Extrahierte Dateneinträge:
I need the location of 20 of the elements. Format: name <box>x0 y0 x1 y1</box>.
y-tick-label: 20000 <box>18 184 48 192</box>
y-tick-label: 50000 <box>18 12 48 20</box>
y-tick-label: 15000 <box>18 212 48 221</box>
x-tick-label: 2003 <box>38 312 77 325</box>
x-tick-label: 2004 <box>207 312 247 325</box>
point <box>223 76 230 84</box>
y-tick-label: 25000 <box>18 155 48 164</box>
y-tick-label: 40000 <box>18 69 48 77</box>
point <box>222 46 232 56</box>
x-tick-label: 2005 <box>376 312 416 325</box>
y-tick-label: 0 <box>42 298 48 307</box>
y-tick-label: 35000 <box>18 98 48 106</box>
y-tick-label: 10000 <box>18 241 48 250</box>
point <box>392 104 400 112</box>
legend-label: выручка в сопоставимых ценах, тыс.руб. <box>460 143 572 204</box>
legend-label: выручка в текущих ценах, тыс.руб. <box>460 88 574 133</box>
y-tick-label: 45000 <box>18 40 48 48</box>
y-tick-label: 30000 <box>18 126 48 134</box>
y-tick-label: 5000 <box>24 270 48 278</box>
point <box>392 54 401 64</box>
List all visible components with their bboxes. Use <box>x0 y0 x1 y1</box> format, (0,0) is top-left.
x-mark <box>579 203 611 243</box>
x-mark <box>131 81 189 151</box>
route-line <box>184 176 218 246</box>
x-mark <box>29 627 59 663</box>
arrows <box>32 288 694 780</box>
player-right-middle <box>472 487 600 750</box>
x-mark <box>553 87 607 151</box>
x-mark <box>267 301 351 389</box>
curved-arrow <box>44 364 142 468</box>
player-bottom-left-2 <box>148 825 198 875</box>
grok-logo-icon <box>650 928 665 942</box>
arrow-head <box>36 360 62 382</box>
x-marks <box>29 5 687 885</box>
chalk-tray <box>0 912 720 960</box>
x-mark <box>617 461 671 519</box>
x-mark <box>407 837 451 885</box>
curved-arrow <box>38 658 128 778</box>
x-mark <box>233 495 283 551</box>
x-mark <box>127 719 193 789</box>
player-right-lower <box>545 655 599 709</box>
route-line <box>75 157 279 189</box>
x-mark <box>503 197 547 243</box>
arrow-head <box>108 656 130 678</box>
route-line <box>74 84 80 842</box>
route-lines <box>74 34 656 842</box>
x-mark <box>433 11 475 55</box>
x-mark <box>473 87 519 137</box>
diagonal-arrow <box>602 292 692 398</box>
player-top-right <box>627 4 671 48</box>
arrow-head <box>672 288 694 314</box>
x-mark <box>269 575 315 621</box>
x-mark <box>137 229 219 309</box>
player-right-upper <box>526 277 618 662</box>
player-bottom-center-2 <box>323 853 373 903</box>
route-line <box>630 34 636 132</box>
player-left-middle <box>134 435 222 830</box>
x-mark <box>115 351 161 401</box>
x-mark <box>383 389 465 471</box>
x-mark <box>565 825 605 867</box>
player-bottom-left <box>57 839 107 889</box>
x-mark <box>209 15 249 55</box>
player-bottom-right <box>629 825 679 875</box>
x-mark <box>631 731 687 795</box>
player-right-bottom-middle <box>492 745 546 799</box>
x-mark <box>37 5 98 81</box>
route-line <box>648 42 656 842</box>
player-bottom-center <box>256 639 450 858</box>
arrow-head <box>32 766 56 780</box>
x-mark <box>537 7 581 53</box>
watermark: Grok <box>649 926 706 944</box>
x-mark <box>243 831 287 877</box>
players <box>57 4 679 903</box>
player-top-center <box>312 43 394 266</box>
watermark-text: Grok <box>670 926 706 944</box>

- Gestellte Aufgabe -
Ändern Sie in sämtlichen obigen Datensätzen „x-tick-label“ überall zu „x-axis-label“. Geben Sie die Zeilen anschließend vollständig und sonst unverändert wieder.

- Vollständige Antwort -
I need the location of 20 of the elements. Format: name <box>x0 y0 x1 y1</box>.
y-tick-label: 20000 <box>18 184 48 192</box>
y-tick-label: 50000 <box>18 12 48 20</box>
y-tick-label: 15000 <box>18 212 48 221</box>
x-axis-label: 2003 <box>38 312 77 325</box>
x-axis-label: 2004 <box>207 312 247 325</box>
point <box>223 76 230 84</box>
y-tick-label: 25000 <box>18 155 48 164</box>
y-tick-label: 40000 <box>18 69 48 77</box>
point <box>222 46 232 56</box>
x-axis-label: 2005 <box>376 312 416 325</box>
y-tick-label: 0 <box>42 298 48 307</box>
y-tick-label: 35000 <box>18 98 48 106</box>
y-tick-label: 10000 <box>18 241 48 250</box>
point <box>392 104 400 112</box>
legend-label: выручка в сопоставимых ценах, тыс.руб. <box>460 143 572 204</box>
legend-label: выручка в текущих ценах, тыс.руб. <box>460 88 574 133</box>
y-tick-label: 45000 <box>18 40 48 48</box>
y-tick-label: 30000 <box>18 126 48 134</box>
y-tick-label: 5000 <box>24 270 48 278</box>
point <box>392 54 401 64</box>
List all visible components with their bboxes. Use <box>x0 y0 x1 y1</box> format, (0,0) is top-left.
x-mark <box>579 203 611 243</box>
x-mark <box>131 81 189 151</box>
route-line <box>184 176 218 246</box>
x-mark <box>29 627 59 663</box>
arrows <box>32 288 694 780</box>
player-right-middle <box>472 487 600 750</box>
x-mark <box>553 87 607 151</box>
x-mark <box>267 301 351 389</box>
curved-arrow <box>44 364 142 468</box>
player-bottom-left-2 <box>148 825 198 875</box>
grok-logo-icon <box>650 928 665 942</box>
arrow-head <box>36 360 62 382</box>
x-marks <box>29 5 687 885</box>
chalk-tray <box>0 912 720 960</box>
x-mark <box>617 461 671 519</box>
x-mark <box>407 837 451 885</box>
curved-arrow <box>38 658 128 778</box>
x-mark <box>233 495 283 551</box>
x-mark <box>127 719 193 789</box>
player-right-lower <box>545 655 599 709</box>
route-line <box>75 157 279 189</box>
x-mark <box>503 197 547 243</box>
arrow-head <box>108 656 130 678</box>
route-line <box>74 84 80 842</box>
route-lines <box>74 34 656 842</box>
x-mark <box>433 11 475 55</box>
x-mark <box>473 87 519 137</box>
diagonal-arrow <box>602 292 692 398</box>
player-top-right <box>627 4 671 48</box>
arrow-head <box>672 288 694 314</box>
x-mark <box>269 575 315 621</box>
x-mark <box>137 229 219 309</box>
player-right-upper <box>526 277 618 662</box>
player-bottom-center-2 <box>323 853 373 903</box>
route-line <box>630 34 636 132</box>
player-left-middle <box>134 435 222 830</box>
x-mark <box>115 351 161 401</box>
x-mark <box>383 389 465 471</box>
x-mark <box>565 825 605 867</box>
player-bottom-left <box>57 839 107 889</box>
x-mark <box>209 15 249 55</box>
player-bottom-right <box>629 825 679 875</box>
x-mark <box>631 731 687 795</box>
player-right-bottom-middle <box>492 745 546 799</box>
x-mark <box>37 5 98 81</box>
route-line <box>648 42 656 842</box>
player-bottom-center <box>256 639 450 858</box>
arrow-head <box>32 766 56 780</box>
x-mark <box>537 7 581 53</box>
watermark: Grok <box>649 926 706 944</box>
x-mark <box>243 831 287 877</box>
players <box>57 4 679 903</box>
player-top-center <box>312 43 394 266</box>
watermark-text: Grok <box>670 926 706 944</box>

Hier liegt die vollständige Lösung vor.